◆ EXTRACTED INFORMATION ◆
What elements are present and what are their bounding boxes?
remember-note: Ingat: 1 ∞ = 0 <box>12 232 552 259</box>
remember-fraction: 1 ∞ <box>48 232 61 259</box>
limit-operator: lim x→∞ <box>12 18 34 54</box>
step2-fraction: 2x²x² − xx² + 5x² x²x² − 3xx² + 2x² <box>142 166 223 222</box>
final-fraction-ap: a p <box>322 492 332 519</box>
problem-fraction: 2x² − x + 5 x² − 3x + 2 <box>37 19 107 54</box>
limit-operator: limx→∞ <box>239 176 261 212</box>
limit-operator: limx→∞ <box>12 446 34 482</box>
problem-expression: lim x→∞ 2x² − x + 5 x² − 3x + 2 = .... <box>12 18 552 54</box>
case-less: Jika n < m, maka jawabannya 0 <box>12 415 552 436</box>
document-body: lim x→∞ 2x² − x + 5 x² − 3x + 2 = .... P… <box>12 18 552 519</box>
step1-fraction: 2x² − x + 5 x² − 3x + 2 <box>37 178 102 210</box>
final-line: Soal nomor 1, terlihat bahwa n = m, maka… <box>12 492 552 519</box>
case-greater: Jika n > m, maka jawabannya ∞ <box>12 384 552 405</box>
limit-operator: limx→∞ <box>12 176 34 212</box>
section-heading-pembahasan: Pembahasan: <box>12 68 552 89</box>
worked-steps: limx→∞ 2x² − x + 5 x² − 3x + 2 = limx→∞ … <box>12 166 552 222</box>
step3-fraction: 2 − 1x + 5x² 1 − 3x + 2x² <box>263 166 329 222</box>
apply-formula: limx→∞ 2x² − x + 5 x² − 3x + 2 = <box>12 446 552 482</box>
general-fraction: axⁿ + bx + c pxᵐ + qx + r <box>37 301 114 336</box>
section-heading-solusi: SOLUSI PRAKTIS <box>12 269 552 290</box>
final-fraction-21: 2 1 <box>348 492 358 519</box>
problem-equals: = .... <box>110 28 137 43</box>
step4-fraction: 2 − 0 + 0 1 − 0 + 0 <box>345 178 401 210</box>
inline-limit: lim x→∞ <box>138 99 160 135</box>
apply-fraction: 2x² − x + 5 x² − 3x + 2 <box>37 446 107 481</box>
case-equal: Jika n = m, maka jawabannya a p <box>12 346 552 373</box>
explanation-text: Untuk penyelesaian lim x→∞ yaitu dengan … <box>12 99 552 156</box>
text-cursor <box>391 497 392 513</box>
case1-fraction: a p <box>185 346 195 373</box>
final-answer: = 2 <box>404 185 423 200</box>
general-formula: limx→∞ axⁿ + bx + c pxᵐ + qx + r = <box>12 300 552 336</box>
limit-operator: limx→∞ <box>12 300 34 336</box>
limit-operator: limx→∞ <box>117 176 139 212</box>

◆ WHAT YOU NEED TO DO ◆
Reproduce all of the entries above verbatim, keeping every line in its original order.

◆ SOLVED PROBLEM ◆
What elements are present and what are their bounding boxes?
remember-note: Ingat: 1 ∞ = 0 <box>12 232 552 259</box>
remember-fraction: 1 ∞ <box>48 232 61 259</box>
limit-operator: lim x→∞ <box>12 18 34 54</box>
step2-fraction: 2x²x² − xx² + 5x² x²x² − 3xx² + 2x² <box>142 166 223 222</box>
final-fraction-ap: a p <box>322 492 332 519</box>
problem-fraction: 2x² − x + 5 x² − 3x + 2 <box>37 19 107 54</box>
limit-operator: limx→∞ <box>239 176 261 212</box>
limit-operator: limx→∞ <box>12 446 34 482</box>
problem-expression: lim x→∞ 2x² − x + 5 x² − 3x + 2 = .... <box>12 18 552 54</box>
case-less: Jika n < m, maka jawabannya 0 <box>12 415 552 436</box>
document-body: lim x→∞ 2x² − x + 5 x² − 3x + 2 = .... P… <box>12 18 552 519</box>
step1-fraction: 2x² − x + 5 x² − 3x + 2 <box>37 178 102 210</box>
final-line: Soal nomor 1, terlihat bahwa n = m, maka… <box>12 492 552 519</box>
case-greater: Jika n > m, maka jawabannya ∞ <box>12 384 552 405</box>
limit-operator: limx→∞ <box>12 176 34 212</box>
section-heading-pembahasan: Pembahasan: <box>12 68 552 89</box>
worked-steps: limx→∞ 2x² − x + 5 x² − 3x + 2 = limx→∞ … <box>12 166 552 222</box>
step3-fraction: 2 − 1x + 5x² 1 − 3x + 2x² <box>263 166 329 222</box>
apply-formula: limx→∞ 2x² − x + 5 x² − 3x + 2 = <box>12 446 552 482</box>
general-fraction: axⁿ + bx + c pxᵐ + qx + r <box>37 301 114 336</box>
section-heading-solusi: SOLUSI PRAKTIS <box>12 269 552 290</box>
final-fraction-21: 2 1 <box>348 492 358 519</box>
problem-equals: = .... <box>110 28 137 43</box>
step4-fraction: 2 − 0 + 0 1 − 0 + 0 <box>345 178 401 210</box>
inline-limit: lim x→∞ <box>138 99 160 135</box>
apply-fraction: 2x² − x + 5 x² − 3x + 2 <box>37 446 107 481</box>
case-equal: Jika n = m, maka jawabannya a p <box>12 346 552 373</box>
explanation-text: Untuk penyelesaian lim x→∞ yaitu dengan … <box>12 99 552 156</box>
text-cursor <box>391 497 392 513</box>
case1-fraction: a p <box>185 346 195 373</box>
final-answer: = 2 <box>404 185 423 200</box>
general-formula: limx→∞ axⁿ + bx + c pxᵐ + qx + r = <box>12 300 552 336</box>
limit-operator: limx→∞ <box>12 300 34 336</box>
limit-operator: limx→∞ <box>117 176 139 212</box>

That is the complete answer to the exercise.